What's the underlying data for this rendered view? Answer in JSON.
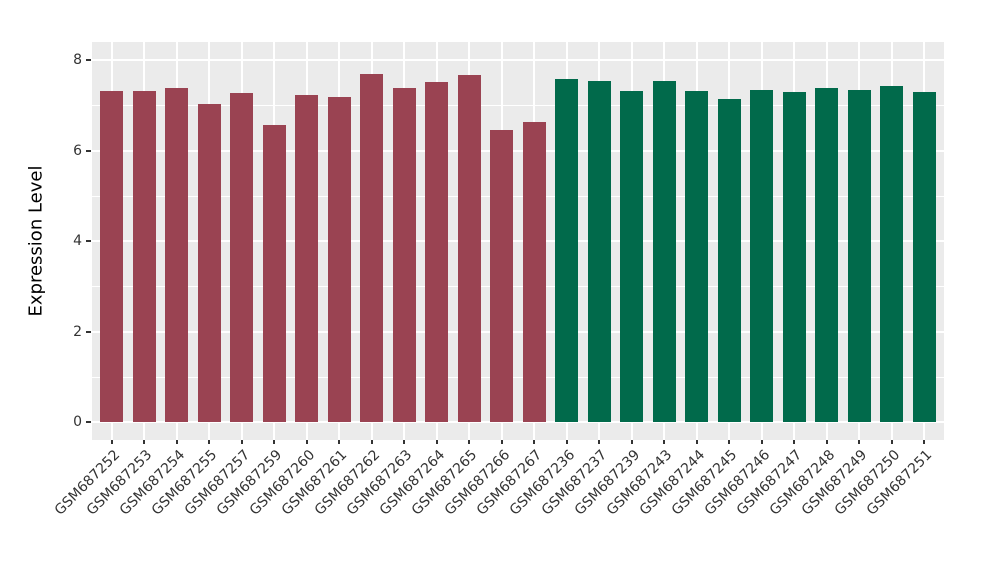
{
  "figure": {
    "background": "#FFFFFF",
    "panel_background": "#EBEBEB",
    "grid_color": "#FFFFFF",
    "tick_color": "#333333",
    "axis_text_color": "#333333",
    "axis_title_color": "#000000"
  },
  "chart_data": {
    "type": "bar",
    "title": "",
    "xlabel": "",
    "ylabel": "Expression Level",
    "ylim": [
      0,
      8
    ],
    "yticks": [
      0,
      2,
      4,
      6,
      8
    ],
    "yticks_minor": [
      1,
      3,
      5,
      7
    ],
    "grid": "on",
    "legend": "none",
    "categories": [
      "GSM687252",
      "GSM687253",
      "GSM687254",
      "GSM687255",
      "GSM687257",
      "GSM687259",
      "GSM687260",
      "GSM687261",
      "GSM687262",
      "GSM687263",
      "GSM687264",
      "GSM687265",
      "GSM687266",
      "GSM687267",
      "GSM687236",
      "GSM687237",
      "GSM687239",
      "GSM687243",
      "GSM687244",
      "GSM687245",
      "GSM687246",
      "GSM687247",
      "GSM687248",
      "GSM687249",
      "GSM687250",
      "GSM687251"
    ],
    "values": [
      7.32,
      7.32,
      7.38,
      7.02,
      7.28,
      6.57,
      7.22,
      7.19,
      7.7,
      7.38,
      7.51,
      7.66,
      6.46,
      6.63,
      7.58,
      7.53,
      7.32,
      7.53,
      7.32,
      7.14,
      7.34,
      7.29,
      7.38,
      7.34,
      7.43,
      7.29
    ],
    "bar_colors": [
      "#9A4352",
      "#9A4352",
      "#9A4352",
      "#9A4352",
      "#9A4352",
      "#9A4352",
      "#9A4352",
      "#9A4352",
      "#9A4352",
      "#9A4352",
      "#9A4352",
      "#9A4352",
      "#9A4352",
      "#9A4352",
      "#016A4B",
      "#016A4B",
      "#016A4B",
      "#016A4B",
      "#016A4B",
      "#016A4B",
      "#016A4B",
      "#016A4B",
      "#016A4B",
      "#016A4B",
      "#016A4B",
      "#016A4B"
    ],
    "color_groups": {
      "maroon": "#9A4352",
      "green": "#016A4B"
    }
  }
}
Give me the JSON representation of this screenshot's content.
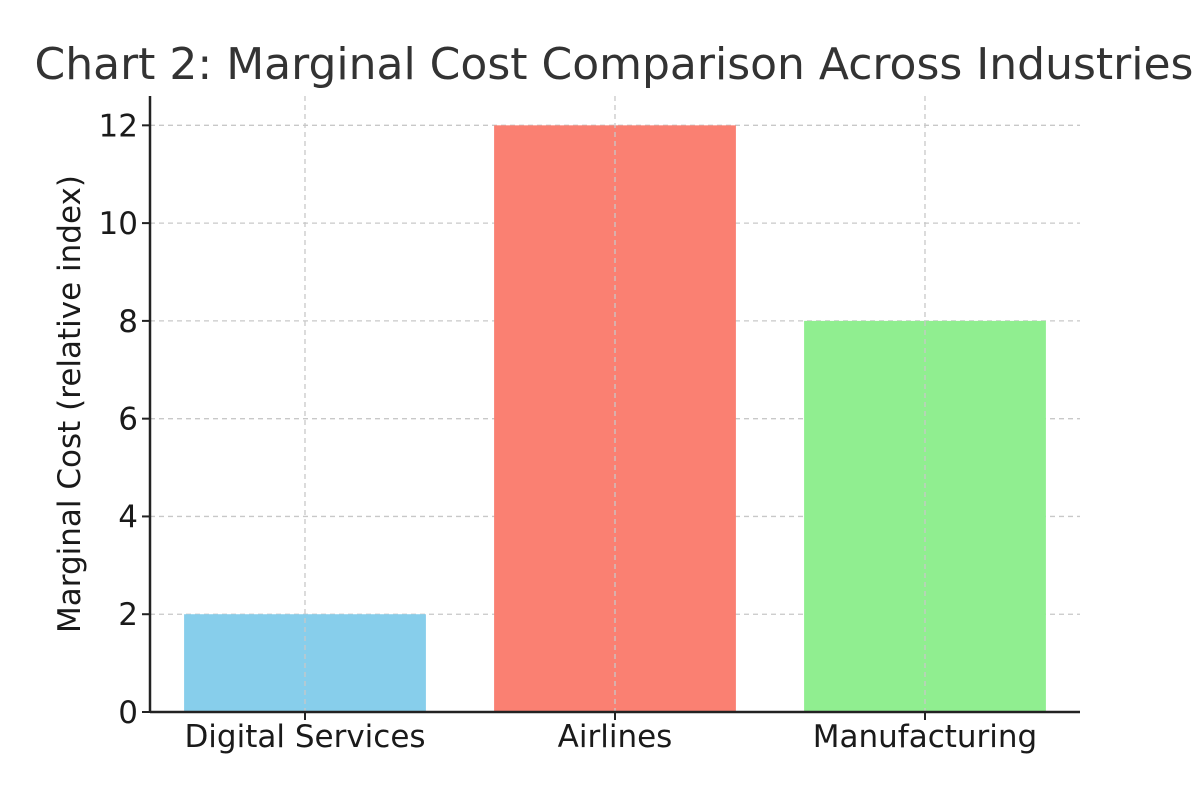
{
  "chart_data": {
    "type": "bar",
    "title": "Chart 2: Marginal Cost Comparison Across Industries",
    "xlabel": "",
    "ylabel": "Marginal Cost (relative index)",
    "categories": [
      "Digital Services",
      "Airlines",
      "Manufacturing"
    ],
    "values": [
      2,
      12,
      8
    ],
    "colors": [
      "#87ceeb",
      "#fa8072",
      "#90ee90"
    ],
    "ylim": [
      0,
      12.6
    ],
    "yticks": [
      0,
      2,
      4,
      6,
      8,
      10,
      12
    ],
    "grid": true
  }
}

◆ **Challenge**: Without the pictures, copy the material exactly as given.

◆ **Result for this task**:
What's the underlying data for this rendered view? Answer in JSON.
{
  "figure": {
    "background": "#FFFFFF",
    "panel_background": "#EBEBEB",
    "grid_color": "#FFFFFF",
    "tick_color": "#333333",
    "axis_text_color": "#333333",
    "axis_title_color": "#000000"
  },
  "chart_data": {
    "type": "bar",
    "title": "",
    "xlabel": "",
    "ylabel": "Expression Level",
    "ylim": [
      0,
      8
    ],
    "yticks": [
      0,
      2,
      4,
      6,
      8
    ],
    "yticks_minor": [
      1,
      3,
      5,
      7
    ],
    "grid": "on",
    "legend": "none",
    "categories": [
      "GSM687252",
      "GSM687253",
      "GSM687254",
      "GSM687255",
      "GSM687257",
      "GSM687259",
      "GSM687260",
      "GSM687261",
      "GSM687262",
      "GSM687263",
      "GSM687264",
      "GSM687265",
      "GSM687266",
      "GSM687267",
      "GSM687236",
      "GSM687237",
      "GSM687239",
      "GSM687243",
      "GSM687244",
      "GSM687245",
      "GSM687246",
      "GSM687247",
      "GSM687248",
      "GSM687249",
      "GSM687250",
      "GSM687251"
    ],
    "values": [
      7.32,
      7.32,
      7.38,
      7.02,
      7.28,
      6.57,
      7.22,
      7.19,
      7.7,
      7.38,
      7.51,
      7.66,
      6.46,
      6.63,
      7.58,
      7.53,
      7.32,
      7.53,
      7.32,
      7.14,
      7.34,
      7.29,
      7.38,
      7.34,
      7.43,
      7.29
    ],
    "bar_colors": [
      "#9A4352",
      "#9A4352",
      "#9A4352",
      "#9A4352",
      "#9A4352",
      "#9A4352",
      "#9A4352",
      "#9A4352",
      "#9A4352",
      "#9A4352",
      "#9A4352",
      "#9A4352",
      "#9A4352",
      "#9A4352",
      "#016A4B",
      "#016A4B",
      "#016A4B",
      "#016A4B",
      "#016A4B",
      "#016A4B",
      "#016A4B",
      "#016A4B",
      "#016A4B",
      "#016A4B",
      "#016A4B",
      "#016A4B"
    ],
    "color_groups": {
      "maroon": "#9A4352",
      "green": "#016A4B"
    }
  }
}
Give me the JSON representation of this screenshot's content.
{
  "chart_data": {
    "type": "bar",
    "title": "Chart 2: Marginal Cost Comparison Across Industries",
    "xlabel": "",
    "ylabel": "Marginal Cost (relative index)",
    "categories": [
      "Digital Services",
      "Airlines",
      "Manufacturing"
    ],
    "values": [
      2,
      12,
      8
    ],
    "colors": [
      "#87ceeb",
      "#fa8072",
      "#90ee90"
    ],
    "ylim": [
      0,
      12.6
    ],
    "yticks": [
      0,
      2,
      4,
      6,
      8,
      10,
      12
    ],
    "grid": true
  }
}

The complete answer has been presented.